What you need to do ->
Locate the lines of the listing below that hold "tiers", then copy each of them.

[Begin Records provided]

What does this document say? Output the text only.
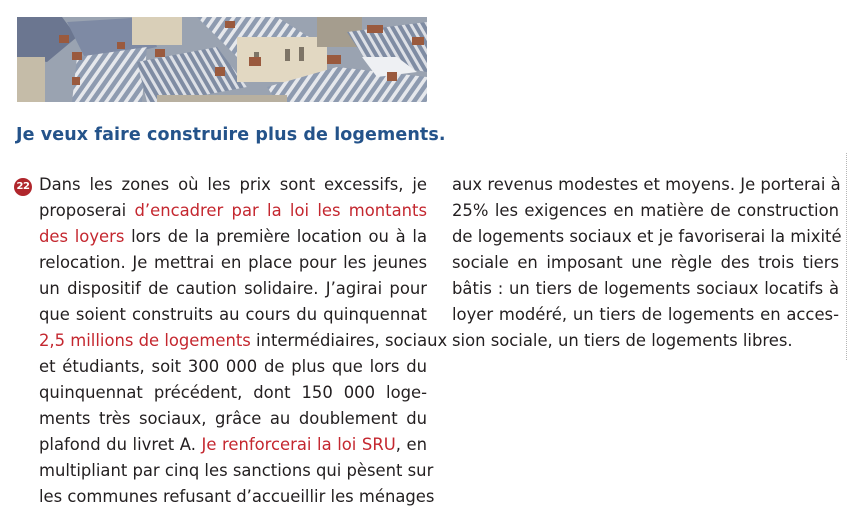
Je veux faire construire plus de logements.
22 Dans les zones où les prix sont excessifs, je
proposerai d’encadrer par la loi les montants
des loyers lors de la première location ou à la
relocation. Je mettrai en place pour les jeunes
un dispositif de caution solidaire. J’agirai pour
que soient construits au cours du quinquennat
2,5 millions de logements intermédiaires, sociaux
et étudiants, soit 300 000 de plus que lors du
quinquennat précédent, dont 150 000 loge-
ments très sociaux, grâce au doublement du
plafond du livret A. Je renforcerai la loi SRU, en
multipliant par cinq les sanctions qui pèsent sur
les communes refusant d’accueillir les ménages
aux revenus modestes et moyens. Je porterai à
25% les exigences en matière de construction
de logements sociaux et je favoriserai la mixité
sociale en imposant une règle des trois tiers
bâtis : un tiers de logements sociaux locatifs à
loyer modéré, un tiers de logements en acces-
sion sociale, un tiers de logements libres.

[End Records provided]

Answer ->
sociale en imposant une règle des trois tiers
bâtis : un tiers de logements sociaux locatifs à
loyer modéré, un tiers de logements en acces-
sion sociale, un tiers de logements libres.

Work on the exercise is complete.